Every line below that mentions the word "more" should be copied out.

▶ **Information shown**
▼

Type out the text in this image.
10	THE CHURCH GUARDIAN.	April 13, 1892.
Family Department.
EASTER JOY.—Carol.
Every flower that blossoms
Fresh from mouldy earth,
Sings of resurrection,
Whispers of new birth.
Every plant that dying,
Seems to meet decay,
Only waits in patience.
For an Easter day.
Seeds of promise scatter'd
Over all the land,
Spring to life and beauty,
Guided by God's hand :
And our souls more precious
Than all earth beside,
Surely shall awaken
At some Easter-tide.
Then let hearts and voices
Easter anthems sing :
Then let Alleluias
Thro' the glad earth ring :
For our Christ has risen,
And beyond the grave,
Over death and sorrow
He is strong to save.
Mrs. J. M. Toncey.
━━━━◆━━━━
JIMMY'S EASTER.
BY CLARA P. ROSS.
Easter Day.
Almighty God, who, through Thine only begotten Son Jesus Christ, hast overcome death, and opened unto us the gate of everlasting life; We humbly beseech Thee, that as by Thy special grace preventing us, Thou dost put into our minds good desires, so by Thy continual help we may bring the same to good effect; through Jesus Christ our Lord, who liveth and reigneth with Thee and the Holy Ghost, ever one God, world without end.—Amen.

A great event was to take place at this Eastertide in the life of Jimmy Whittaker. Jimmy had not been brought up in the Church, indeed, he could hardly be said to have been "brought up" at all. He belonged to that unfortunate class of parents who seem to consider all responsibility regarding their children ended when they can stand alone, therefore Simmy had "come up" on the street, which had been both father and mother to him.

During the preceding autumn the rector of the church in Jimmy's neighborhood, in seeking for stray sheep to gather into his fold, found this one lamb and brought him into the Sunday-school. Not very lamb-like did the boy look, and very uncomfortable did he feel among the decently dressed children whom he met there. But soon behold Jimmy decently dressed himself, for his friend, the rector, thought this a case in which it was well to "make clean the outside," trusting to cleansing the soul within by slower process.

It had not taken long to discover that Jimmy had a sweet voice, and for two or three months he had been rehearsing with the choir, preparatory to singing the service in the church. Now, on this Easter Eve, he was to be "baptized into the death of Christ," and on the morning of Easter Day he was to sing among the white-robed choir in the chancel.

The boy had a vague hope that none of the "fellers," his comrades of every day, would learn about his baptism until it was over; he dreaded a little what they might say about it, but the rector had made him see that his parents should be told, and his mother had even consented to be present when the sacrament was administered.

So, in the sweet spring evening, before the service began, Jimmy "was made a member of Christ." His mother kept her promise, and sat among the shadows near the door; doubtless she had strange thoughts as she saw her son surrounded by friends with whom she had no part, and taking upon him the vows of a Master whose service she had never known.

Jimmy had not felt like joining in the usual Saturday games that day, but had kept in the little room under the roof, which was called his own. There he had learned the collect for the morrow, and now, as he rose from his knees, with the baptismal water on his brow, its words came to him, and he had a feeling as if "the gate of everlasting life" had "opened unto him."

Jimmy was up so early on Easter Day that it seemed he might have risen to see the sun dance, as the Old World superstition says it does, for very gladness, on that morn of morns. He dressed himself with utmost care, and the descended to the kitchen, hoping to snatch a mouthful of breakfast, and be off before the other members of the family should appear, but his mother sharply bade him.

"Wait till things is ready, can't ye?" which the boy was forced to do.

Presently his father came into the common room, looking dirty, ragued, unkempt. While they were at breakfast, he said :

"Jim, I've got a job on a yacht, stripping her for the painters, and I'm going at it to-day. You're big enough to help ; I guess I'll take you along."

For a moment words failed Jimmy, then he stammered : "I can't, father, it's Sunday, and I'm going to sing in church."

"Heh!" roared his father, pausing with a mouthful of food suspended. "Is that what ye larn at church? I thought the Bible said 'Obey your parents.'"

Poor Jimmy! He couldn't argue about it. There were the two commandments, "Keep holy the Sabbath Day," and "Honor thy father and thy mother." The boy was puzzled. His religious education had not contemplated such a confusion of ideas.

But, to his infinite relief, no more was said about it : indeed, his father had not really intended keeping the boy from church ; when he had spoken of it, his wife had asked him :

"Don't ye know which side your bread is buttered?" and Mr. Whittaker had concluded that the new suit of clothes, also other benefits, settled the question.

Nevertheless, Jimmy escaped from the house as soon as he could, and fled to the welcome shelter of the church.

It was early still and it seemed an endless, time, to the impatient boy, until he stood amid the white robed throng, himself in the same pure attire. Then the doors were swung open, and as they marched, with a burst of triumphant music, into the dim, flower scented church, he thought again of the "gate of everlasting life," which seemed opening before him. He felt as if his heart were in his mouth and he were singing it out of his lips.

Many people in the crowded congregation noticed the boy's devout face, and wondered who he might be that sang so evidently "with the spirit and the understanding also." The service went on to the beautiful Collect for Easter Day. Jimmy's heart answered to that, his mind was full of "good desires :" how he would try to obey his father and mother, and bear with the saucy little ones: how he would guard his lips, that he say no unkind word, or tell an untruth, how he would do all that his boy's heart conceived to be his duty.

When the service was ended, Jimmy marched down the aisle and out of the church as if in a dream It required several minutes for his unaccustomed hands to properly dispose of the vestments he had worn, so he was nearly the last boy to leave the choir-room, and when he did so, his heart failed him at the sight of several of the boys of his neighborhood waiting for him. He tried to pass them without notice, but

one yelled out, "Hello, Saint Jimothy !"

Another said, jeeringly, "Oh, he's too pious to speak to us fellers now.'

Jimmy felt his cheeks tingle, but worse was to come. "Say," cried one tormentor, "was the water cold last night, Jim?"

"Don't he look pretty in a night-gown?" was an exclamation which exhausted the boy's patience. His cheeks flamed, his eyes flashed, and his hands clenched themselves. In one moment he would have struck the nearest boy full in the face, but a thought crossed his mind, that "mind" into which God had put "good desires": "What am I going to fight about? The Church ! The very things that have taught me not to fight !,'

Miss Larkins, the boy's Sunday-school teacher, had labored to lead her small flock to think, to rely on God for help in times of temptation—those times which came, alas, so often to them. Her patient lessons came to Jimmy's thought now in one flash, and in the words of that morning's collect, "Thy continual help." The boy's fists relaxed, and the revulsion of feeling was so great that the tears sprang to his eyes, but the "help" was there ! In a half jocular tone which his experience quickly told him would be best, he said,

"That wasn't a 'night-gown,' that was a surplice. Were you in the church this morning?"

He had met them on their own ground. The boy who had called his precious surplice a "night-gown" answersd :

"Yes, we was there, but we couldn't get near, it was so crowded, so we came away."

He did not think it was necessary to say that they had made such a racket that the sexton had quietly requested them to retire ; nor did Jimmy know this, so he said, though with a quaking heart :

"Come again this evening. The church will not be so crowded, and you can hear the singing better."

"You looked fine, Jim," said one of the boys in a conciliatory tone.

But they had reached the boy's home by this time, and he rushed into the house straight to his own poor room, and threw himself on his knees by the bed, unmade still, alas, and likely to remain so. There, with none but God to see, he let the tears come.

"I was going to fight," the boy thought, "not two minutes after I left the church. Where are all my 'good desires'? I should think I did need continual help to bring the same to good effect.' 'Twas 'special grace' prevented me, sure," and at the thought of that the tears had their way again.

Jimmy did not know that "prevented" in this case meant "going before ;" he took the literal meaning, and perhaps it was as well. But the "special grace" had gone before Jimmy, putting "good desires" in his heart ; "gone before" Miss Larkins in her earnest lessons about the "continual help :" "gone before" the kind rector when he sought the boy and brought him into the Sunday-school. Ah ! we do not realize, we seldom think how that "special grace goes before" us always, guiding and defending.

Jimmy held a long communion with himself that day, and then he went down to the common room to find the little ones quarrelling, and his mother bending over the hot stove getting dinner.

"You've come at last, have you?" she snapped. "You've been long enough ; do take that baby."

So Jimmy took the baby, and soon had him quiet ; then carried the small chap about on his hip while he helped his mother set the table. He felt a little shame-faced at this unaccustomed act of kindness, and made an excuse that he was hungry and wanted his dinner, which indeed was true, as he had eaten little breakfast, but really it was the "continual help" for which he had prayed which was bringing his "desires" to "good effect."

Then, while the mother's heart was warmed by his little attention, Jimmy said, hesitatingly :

▲

▶ **Written response**
And our souls more precious
But, to his infinite relief, no more was said about it : indeed, his father had not really intended keeping the boy from church ; when he had spoken of it, his wife had asked him :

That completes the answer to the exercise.